** start of EXTRACTED ENTRIES **

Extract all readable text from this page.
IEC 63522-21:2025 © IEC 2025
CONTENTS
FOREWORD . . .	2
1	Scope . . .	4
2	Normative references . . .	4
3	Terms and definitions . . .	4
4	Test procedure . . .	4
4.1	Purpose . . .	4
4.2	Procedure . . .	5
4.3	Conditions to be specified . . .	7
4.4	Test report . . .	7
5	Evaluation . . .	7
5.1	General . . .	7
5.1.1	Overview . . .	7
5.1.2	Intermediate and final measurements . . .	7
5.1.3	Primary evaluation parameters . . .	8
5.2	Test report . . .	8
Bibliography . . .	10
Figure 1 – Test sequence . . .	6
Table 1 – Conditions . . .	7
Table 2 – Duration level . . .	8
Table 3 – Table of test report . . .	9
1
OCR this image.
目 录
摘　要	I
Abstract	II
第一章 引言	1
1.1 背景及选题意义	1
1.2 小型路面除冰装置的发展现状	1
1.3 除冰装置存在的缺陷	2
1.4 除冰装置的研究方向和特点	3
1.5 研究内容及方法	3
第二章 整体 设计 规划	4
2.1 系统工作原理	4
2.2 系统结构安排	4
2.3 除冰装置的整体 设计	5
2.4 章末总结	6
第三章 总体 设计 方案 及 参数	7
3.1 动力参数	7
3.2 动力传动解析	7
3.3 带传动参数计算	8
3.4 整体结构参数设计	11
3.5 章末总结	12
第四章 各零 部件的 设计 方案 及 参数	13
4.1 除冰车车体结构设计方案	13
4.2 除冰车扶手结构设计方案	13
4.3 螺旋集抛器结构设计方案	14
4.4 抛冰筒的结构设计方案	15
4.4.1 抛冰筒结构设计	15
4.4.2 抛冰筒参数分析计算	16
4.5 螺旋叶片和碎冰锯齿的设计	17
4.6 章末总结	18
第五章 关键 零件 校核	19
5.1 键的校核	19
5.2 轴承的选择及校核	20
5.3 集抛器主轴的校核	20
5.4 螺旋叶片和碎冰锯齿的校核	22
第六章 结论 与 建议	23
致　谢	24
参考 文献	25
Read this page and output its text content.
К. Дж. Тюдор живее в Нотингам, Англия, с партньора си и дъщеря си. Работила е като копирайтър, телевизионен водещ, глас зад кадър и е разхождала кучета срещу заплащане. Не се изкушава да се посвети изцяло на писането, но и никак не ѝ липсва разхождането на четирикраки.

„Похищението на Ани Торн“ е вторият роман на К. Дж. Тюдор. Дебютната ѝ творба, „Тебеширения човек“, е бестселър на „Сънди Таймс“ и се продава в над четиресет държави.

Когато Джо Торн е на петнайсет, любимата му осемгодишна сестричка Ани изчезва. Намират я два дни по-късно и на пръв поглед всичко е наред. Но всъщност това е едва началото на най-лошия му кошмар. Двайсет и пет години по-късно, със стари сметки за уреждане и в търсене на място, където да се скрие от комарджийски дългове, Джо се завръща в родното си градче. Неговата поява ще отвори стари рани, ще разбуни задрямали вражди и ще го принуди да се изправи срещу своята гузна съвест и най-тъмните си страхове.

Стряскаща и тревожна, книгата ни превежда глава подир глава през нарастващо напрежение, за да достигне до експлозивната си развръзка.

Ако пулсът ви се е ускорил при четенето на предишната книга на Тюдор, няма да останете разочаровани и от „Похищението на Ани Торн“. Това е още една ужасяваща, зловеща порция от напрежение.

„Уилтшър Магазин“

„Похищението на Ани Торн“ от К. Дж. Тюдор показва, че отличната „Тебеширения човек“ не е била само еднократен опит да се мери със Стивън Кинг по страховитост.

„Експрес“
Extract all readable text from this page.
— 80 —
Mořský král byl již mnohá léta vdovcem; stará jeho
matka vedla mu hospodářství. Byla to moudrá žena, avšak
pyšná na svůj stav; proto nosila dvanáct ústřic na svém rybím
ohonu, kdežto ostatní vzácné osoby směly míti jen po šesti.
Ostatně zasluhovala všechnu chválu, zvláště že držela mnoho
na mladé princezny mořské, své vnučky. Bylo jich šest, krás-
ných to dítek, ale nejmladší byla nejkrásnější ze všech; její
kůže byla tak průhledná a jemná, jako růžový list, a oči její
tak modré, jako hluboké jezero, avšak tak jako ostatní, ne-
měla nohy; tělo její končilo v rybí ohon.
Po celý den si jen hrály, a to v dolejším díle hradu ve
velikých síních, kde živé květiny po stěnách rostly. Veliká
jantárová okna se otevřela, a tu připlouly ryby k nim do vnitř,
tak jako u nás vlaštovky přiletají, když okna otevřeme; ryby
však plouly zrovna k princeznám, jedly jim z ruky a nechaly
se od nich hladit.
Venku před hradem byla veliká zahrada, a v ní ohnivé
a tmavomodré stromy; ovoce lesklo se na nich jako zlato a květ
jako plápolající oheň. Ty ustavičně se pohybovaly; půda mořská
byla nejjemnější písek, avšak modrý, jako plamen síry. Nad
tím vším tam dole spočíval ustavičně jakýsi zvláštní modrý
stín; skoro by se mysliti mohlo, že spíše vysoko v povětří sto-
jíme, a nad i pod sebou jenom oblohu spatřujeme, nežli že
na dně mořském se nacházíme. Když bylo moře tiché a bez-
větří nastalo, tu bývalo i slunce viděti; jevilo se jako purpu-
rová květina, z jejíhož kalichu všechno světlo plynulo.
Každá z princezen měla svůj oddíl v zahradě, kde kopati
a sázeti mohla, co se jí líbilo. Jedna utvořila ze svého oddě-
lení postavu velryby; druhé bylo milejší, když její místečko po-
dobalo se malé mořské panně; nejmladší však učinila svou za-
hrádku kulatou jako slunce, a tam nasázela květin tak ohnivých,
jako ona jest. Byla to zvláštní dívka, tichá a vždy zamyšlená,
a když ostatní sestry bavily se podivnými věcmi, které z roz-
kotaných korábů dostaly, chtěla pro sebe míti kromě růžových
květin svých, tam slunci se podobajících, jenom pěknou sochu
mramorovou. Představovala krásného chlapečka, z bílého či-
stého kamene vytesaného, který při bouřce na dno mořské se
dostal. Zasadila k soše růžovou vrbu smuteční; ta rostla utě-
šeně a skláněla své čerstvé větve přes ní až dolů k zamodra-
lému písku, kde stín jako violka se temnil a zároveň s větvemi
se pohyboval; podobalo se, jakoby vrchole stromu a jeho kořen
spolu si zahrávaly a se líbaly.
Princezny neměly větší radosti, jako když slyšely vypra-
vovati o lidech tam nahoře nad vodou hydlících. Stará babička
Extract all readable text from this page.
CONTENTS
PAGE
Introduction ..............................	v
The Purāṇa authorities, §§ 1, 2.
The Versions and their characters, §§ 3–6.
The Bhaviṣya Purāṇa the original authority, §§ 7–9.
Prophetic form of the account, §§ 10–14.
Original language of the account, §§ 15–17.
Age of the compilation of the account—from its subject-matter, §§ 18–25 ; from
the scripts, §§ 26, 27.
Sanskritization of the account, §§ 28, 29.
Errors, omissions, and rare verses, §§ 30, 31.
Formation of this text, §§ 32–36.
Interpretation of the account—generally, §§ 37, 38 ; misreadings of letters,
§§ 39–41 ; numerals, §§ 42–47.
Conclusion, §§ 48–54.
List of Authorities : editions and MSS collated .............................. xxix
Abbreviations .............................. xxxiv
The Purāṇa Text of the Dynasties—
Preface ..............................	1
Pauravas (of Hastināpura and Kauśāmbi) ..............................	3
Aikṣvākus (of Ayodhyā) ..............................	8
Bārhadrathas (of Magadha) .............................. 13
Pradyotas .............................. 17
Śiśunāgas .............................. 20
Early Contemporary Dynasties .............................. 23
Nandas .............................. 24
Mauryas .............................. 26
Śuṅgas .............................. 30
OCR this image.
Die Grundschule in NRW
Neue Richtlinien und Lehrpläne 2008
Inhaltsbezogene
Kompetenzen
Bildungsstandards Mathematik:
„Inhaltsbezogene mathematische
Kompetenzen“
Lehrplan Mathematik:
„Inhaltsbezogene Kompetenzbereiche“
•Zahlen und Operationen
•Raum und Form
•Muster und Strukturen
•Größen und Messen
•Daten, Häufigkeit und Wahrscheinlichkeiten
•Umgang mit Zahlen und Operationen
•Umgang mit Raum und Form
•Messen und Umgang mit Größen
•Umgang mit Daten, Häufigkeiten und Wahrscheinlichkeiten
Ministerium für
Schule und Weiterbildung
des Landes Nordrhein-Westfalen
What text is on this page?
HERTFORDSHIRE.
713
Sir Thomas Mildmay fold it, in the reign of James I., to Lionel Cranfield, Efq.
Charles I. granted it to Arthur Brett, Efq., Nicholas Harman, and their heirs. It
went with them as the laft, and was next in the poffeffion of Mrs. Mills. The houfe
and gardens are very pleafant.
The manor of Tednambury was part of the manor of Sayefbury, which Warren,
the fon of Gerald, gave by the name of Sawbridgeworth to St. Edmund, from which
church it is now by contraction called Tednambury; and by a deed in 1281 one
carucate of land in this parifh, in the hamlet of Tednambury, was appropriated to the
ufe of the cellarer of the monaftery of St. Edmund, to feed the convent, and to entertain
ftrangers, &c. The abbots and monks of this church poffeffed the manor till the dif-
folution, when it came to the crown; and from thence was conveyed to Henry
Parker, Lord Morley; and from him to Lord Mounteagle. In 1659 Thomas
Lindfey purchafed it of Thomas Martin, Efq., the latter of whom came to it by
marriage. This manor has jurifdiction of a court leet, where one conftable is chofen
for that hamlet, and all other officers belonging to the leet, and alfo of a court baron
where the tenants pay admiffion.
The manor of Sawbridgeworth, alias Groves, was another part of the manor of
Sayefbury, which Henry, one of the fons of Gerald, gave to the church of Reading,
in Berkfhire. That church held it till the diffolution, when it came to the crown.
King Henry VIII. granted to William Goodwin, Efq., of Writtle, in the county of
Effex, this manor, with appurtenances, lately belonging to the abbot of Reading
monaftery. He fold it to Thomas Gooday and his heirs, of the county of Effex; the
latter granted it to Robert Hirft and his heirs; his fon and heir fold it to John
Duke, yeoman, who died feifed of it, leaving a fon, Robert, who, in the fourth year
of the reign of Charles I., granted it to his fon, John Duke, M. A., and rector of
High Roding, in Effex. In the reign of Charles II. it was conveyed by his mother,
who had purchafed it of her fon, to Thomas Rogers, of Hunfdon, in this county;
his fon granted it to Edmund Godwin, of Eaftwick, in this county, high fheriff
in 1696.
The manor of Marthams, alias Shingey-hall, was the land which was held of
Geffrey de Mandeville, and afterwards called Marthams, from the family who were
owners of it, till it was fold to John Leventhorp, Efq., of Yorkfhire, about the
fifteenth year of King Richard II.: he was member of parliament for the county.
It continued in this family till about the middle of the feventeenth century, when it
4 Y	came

** end of EXTRACTED ENTRIES **

* _WHAT THE EXERCISE ASKS_
Look above for every line with the word "okna" and copy it.

* _SOLUTION TO THE EXERCISE_
jantárová okna se otevřela, a tu připlouly ryby k nim do vnitř,
tak jako u nás vlaštovky přiletají, když okna otevřeme; ryby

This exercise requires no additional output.